**Written task:** State how many lines in the records hold the word "title", giving the number and no other text.

Records from a collection of figures:
_ _ _

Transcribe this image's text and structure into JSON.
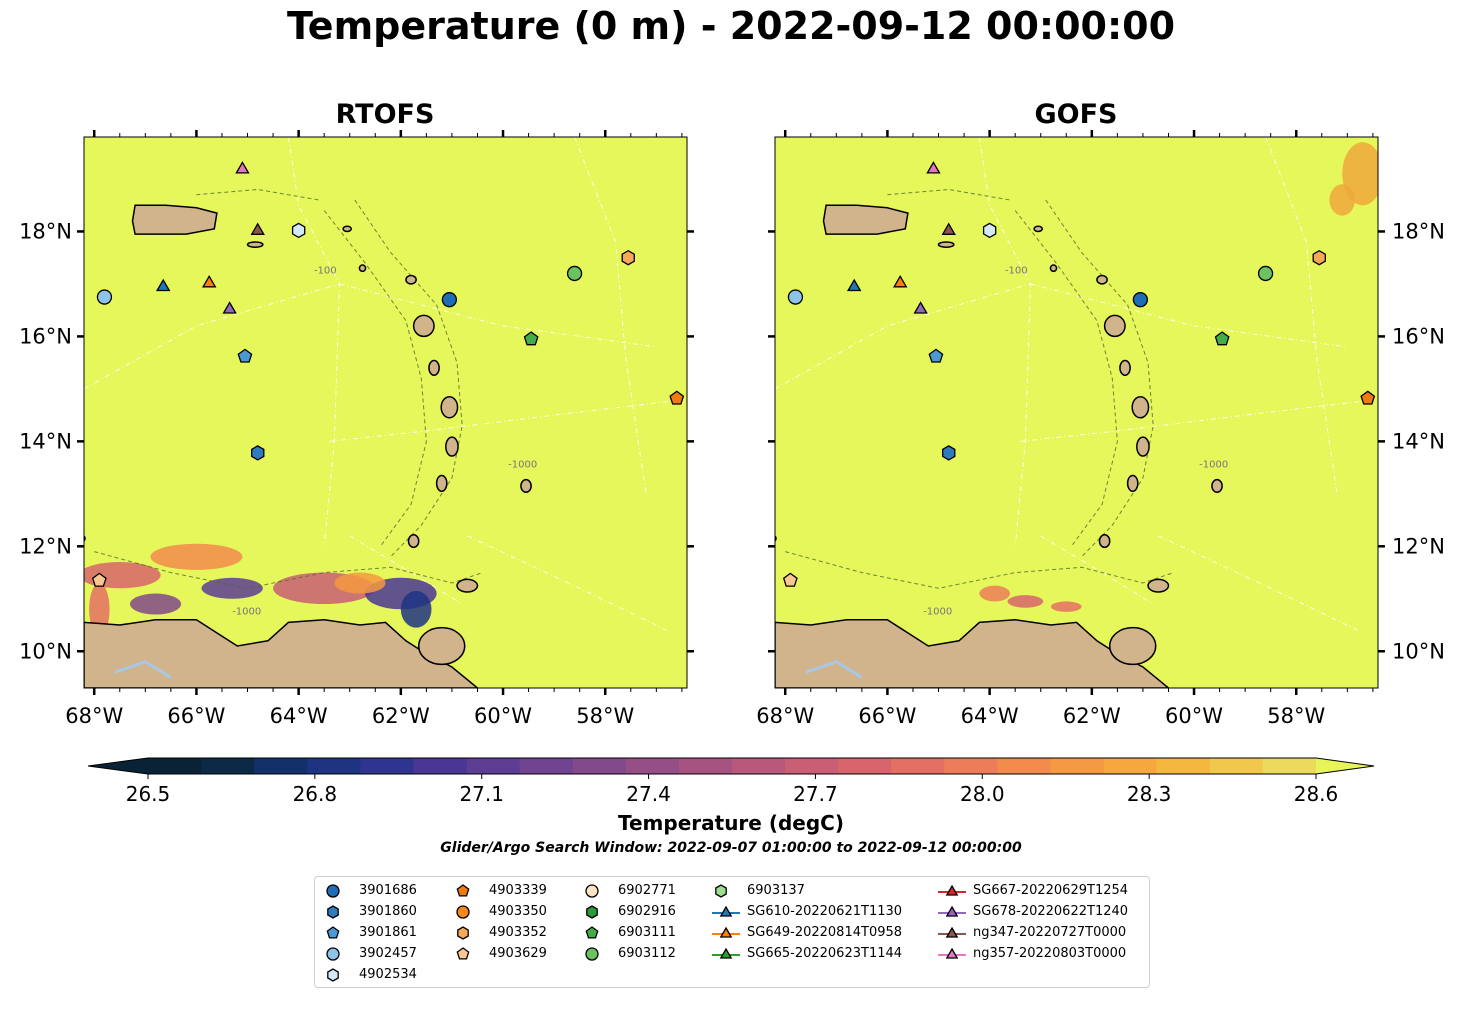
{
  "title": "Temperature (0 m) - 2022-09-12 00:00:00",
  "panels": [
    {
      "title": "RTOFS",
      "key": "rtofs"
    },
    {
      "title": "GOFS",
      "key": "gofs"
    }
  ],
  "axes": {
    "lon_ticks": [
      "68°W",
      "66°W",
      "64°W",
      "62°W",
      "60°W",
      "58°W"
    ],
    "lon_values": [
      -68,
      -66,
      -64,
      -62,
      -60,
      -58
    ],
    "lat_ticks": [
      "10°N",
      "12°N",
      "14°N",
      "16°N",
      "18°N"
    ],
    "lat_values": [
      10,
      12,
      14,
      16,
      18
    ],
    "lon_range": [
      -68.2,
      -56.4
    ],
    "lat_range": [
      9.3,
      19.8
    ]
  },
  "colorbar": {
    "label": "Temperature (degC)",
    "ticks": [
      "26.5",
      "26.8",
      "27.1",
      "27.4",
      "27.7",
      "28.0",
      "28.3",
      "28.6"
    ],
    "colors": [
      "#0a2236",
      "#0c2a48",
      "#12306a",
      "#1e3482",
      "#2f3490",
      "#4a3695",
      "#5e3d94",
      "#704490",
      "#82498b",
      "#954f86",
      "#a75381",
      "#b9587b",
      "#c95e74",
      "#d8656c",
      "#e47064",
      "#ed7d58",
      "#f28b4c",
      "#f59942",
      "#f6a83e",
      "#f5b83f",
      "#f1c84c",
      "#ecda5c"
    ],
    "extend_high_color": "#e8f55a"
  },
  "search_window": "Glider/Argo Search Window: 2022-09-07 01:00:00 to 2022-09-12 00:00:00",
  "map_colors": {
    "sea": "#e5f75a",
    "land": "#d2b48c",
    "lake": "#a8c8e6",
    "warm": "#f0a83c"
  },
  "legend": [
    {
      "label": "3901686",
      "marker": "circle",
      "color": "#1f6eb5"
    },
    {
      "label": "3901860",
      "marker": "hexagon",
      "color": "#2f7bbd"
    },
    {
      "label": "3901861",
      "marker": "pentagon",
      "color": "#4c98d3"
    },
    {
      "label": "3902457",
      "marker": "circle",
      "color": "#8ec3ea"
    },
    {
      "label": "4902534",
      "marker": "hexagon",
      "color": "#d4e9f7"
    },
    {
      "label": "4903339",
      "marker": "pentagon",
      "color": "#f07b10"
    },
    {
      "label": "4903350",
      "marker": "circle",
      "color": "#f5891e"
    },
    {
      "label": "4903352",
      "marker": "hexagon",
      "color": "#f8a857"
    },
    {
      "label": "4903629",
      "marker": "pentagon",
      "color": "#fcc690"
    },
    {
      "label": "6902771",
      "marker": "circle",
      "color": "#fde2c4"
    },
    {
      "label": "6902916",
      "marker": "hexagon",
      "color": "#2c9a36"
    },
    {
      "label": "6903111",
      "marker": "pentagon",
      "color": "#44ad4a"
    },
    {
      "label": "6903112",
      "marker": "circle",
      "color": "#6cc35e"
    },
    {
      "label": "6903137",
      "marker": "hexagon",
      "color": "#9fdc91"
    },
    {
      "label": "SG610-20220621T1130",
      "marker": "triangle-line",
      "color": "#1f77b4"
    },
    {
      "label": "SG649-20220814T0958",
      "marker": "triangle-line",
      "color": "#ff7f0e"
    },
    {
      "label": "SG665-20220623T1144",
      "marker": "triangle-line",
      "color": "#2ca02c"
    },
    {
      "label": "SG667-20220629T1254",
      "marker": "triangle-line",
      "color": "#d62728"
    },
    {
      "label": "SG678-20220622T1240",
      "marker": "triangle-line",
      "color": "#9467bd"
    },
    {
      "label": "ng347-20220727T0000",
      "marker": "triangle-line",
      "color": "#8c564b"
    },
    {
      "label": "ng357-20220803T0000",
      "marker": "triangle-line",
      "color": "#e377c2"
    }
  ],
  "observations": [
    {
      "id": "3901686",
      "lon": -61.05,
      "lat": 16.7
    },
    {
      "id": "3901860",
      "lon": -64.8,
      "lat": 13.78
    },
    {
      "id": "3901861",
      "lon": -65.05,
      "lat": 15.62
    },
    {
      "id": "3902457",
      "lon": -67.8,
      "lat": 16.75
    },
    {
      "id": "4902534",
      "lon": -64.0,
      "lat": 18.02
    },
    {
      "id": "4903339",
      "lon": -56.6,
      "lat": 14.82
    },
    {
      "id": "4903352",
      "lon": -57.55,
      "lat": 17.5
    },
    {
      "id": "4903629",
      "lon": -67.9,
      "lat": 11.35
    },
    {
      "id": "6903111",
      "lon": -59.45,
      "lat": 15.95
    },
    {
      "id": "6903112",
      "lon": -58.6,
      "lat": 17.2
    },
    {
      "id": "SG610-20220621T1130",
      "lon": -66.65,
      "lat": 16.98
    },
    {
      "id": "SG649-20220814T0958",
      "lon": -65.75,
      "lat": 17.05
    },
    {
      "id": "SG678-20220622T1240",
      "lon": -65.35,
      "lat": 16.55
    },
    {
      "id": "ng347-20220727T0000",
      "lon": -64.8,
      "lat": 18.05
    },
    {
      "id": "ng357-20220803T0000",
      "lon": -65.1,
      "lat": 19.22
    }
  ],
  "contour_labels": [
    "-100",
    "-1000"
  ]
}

_ _ _

**Solution for this task:** 3